> Given instruction:
Reproduce all of the records exactly.

[Source data]
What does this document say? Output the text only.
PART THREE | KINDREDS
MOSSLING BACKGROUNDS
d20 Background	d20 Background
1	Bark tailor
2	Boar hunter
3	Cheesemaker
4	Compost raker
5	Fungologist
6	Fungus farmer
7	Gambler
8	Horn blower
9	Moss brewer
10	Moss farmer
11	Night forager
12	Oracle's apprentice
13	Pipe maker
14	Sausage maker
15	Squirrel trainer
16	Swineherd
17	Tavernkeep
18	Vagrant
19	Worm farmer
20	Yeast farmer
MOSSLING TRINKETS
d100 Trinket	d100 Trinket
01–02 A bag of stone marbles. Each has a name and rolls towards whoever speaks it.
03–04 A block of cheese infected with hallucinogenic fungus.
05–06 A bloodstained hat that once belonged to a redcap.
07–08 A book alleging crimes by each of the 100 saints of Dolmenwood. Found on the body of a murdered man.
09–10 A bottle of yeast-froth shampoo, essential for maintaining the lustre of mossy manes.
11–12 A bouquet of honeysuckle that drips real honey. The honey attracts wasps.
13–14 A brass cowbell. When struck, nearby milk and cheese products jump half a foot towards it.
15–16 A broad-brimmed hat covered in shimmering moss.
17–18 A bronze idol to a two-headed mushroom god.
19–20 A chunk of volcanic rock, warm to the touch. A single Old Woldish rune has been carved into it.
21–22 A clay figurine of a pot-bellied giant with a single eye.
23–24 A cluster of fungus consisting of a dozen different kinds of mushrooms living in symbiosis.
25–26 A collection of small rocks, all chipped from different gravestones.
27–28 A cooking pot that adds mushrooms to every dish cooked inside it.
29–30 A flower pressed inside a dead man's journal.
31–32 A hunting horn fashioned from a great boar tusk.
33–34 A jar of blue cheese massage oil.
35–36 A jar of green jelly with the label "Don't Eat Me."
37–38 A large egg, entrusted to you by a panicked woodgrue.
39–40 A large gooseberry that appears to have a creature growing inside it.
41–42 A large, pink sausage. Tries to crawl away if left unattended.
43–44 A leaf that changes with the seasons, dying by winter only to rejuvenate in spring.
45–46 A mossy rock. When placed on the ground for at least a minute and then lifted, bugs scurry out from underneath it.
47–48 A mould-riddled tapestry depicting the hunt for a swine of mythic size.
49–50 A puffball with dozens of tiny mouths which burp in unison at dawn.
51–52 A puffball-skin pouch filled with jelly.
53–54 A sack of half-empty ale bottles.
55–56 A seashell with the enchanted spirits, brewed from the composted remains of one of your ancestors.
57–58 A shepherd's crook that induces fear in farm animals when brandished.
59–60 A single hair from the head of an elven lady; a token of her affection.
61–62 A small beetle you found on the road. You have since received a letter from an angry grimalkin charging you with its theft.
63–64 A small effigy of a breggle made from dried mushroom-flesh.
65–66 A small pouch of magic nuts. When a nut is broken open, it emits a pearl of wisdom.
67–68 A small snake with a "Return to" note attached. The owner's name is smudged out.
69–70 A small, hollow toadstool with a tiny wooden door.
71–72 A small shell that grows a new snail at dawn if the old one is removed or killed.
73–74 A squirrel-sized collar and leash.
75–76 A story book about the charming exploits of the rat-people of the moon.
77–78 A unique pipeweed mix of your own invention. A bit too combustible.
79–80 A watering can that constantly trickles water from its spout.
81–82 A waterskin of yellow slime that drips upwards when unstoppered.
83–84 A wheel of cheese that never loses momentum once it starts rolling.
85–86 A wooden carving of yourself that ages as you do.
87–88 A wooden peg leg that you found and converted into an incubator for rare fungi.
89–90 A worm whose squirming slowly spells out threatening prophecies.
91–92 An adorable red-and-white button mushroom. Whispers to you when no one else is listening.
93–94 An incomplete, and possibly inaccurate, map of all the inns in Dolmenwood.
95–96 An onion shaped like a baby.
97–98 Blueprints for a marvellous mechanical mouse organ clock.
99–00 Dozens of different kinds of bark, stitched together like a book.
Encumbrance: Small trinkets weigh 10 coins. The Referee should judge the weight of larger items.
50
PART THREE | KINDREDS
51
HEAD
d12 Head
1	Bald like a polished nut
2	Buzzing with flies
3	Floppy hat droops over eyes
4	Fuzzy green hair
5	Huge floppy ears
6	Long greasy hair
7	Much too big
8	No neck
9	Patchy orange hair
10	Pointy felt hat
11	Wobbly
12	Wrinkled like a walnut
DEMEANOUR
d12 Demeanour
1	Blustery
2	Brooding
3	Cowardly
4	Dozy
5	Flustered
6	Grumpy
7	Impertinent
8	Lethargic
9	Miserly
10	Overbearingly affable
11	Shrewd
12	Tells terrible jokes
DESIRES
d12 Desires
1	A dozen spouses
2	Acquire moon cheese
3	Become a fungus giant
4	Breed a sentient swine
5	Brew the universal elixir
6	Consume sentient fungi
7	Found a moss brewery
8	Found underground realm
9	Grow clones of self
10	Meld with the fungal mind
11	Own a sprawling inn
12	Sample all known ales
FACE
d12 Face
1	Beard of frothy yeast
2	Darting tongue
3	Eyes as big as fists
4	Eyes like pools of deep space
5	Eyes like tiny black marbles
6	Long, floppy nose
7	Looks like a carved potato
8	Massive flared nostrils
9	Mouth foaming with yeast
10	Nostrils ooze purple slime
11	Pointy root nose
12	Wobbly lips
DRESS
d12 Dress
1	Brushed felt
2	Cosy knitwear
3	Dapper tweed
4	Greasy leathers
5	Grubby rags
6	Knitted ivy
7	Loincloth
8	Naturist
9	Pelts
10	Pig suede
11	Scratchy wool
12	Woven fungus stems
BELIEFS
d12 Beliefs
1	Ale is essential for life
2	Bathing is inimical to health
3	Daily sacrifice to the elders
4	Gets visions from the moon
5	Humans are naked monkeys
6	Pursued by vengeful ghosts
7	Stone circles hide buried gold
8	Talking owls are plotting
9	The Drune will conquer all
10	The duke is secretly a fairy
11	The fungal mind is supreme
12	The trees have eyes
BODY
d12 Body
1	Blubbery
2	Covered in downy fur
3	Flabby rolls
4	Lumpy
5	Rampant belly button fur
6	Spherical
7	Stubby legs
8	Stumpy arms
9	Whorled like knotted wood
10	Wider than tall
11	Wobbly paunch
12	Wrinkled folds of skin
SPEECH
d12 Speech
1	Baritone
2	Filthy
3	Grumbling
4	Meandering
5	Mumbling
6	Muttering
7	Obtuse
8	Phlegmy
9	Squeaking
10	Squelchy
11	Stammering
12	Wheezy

> Solution to this task:
What does this document say? Output the text only.
PART THREE | KINDREDS
MOSSLING BACKGROUNDS
d20 Background	d20 Background
1	Bark tailor
2	Boar hunter
3	Cheesemaker
4	Compost raker
5	Fungologist
6	Fungus farmer
7	Gambler
8	Horn blower
9	Moss brewer
10	Moss farmer
11	Night forager
12	Oracle's apprentice
13	Pipe maker
14	Sausage maker
15	Squirrel trainer
16	Swineherd
17	Tavernkeep
18	Vagrant
19	Worm farmer
20	Yeast farmer
MOSSLING TRINKETS
d100 Trinket	d100 Trinket
01–02 A bag of stone marbles. Each has a name and rolls towards whoever speaks it.
03–04 A block of cheese infected with hallucinogenic fungus.
05–06 A bloodstained hat that once belonged to a redcap.
07–08 A book alleging crimes by each of the 100 saints of Dolmenwood. Found on the body of a murdered man.
09–10 A bottle of yeast-froth shampoo, essential for maintaining the lustre of mossy manes.
11–12 A bouquet of honeysuckle that drips real honey. The honey attracts wasps.
13–14 A brass cowbell. When struck, nearby milk and cheese products jump half a foot towards it.
15–16 A broad-brimmed hat covered in shimmering moss.
17–18 A bronze idol to a two-headed mushroom god.
19–20 A chunk of volcanic rock, warm to the touch. A single Old Woldish rune has been carved into it.
21–22 A clay figurine of a pot-bellied giant with a single eye.
23–24 A cluster of fungus consisting of a dozen different kinds of mushrooms living in symbiosis.
25–26 A collection of small rocks, all chipped from different gravestones.
27–28 A cooking pot that adds mushrooms to every dish cooked inside it.
29–30 A flower pressed inside a dead man's journal.
31–32 A hunting horn fashioned from a great boar tusk.
33–34 A jar of blue cheese massage oil.
35–36 A jar of green jelly with the label "Don't Eat Me."
37–38 A large egg, entrusted to you by a panicked woodgrue.
39–40 A large gooseberry that appears to have a creature growing inside it.
41–42 A large, pink sausage. Tries to crawl away if left unattended.
43–44 A leaf that changes with the seasons, dying by winter only to rejuvenate in spring.
45–46 A mossy rock. When placed on the ground for at least a minute and then lifted, bugs scurry out from underneath it.
47–48 A mould-riddled tapestry depicting the hunt for a swine of mythic size.
49–50 A puffball with dozens of tiny mouths which burp in unison at dawn.
51–52 A puffball-skin pouch filled with jelly.
53–54 A sack of half-empty ale bottles.
55–56 A seashell with the enchanted spirits, brewed from the composted remains of one of your ancestors.
57–58 A shepherd's crook that induces fear in farm animals when brandished.
59–60 A single hair from the head of an elven lady; a token of her affection.
61–62 A small beetle you found on the road. You have since received a letter from an angry grimalkin charging you with its theft.
63–64 A small effigy of a breggle made from dried mushroom-flesh.
65–66 A small pouch of magic nuts. When a nut is broken open, it emits a pearl of wisdom.
67–68 A small snake with a "Return to" note attached. The owner's name is smudged out.
69–70 A small, hollow toadstool with a tiny wooden door.
71–72 A small shell that grows a new snail at dawn if the old one is removed or killed.
73–74 A squirrel-sized collar and leash.
75–76 A story book about the charming exploits of the rat-people of the moon.
77–78 A unique pipeweed mix of your own invention. A bit too combustible.
79–80 A watering can that constantly trickles water from its spout.
81–82 A waterskin of yellow slime that drips upwards when unstoppered.
83–84 A wheel of cheese that never loses momentum once it starts rolling.
85–86 A wooden carving of yourself that ages as you do.
87–88 A wooden peg leg that you found and converted into an incubator for rare fungi.
89–90 A worm whose squirming slowly spells out threatening prophecies.
91–92 An adorable red-and-white button mushroom. Whispers to you when no one else is listening.
93–94 An incomplete, and possibly inaccurate, map of all the inns in Dolmenwood.
95–96 An onion shaped like a baby.
97–98 Blueprints for a marvellous mechanical mouse organ clock.
99–00 Dozens of different kinds of bark, stitched together like a book.
Encumbrance: Small trinkets weigh 10 coins. The Referee should judge the weight of larger items.
50
PART THREE | KINDREDS
51
HEAD
d12 Head
1	Bald like a polished nut
2	Buzzing with flies
3	Floppy hat droops over eyes
4	Fuzzy green hair
5	Huge floppy ears
6	Long greasy hair
7	Much too big
8	No neck
9	Patchy orange hair
10	Pointy felt hat
11	Wobbly
12	Wrinkled like a walnut
DEMEANOUR
d12 Demeanour
1	Blustery
2	Brooding
3	Cowardly
4	Dozy
5	Flustered
6	Grumpy
7	Impertinent
8	Lethargic
9	Miserly
10	Overbearingly affable
11	Shrewd
12	Tells terrible jokes
DESIRES
d12 Desires
1	A dozen spouses
2	Acquire moon cheese
3	Become a fungus giant
4	Breed a sentient swine
5	Brew the universal elixir
6	Consume sentient fungi
7	Found a moss brewery
8	Found underground realm
9	Grow clones of self
10	Meld with the fungal mind
11	Own a sprawling inn
12	Sample all known ales
FACE
d12 Face
1	Beard of frothy yeast
2	Darting tongue
3	Eyes as big as fists
4	Eyes like pools of deep space
5	Eyes like tiny black marbles
6	Long, floppy nose
7	Looks like a carved potato
8	Massive flared nostrils
9	Mouth foaming with yeast
10	Nostrils ooze purple slime
11	Pointy root nose
12	Wobbly lips
DRESS
d12 Dress
1	Brushed felt
2	Cosy knitwear
3	Dapper tweed
4	Greasy leathers
5	Grubby rags
6	Knitted ivy
7	Loincloth
8	Naturist
9	Pelts
10	Pig suede
11	Scratchy wool
12	Woven fungus stems
BELIEFS
d12 Beliefs
1	Ale is essential for life
2	Bathing is inimical to health
3	Daily sacrifice to the elders
4	Gets visions from the moon
5	Humans are naked monkeys
6	Pursued by vengeful ghosts
7	Stone circles hide buried gold
8	Talking owls are plotting
9	The Drune will conquer all
10	The duke is secretly a fairy
11	The fungal mind is supreme
12	The trees have eyes
BODY
d12 Body
1	Blubbery
2	Covered in downy fur
3	Flabby rolls
4	Lumpy
5	Rampant belly button fur
6	Spherical
7	Stubby legs
8	Stumpy arms
9	Whorled like knotted wood
10	Wider than tall
11	Wobbly paunch
12	Wrinkled folds of skin
SPEECH
d12 Speech
1	Baritone
2	Filthy
3	Grumbling
4	Meandering
5	Mumbling
6	Muttering
7	Obtuse
8	Phlegmy
9	Squeaking
10	Squelchy
11	Stammering
12	Wheezy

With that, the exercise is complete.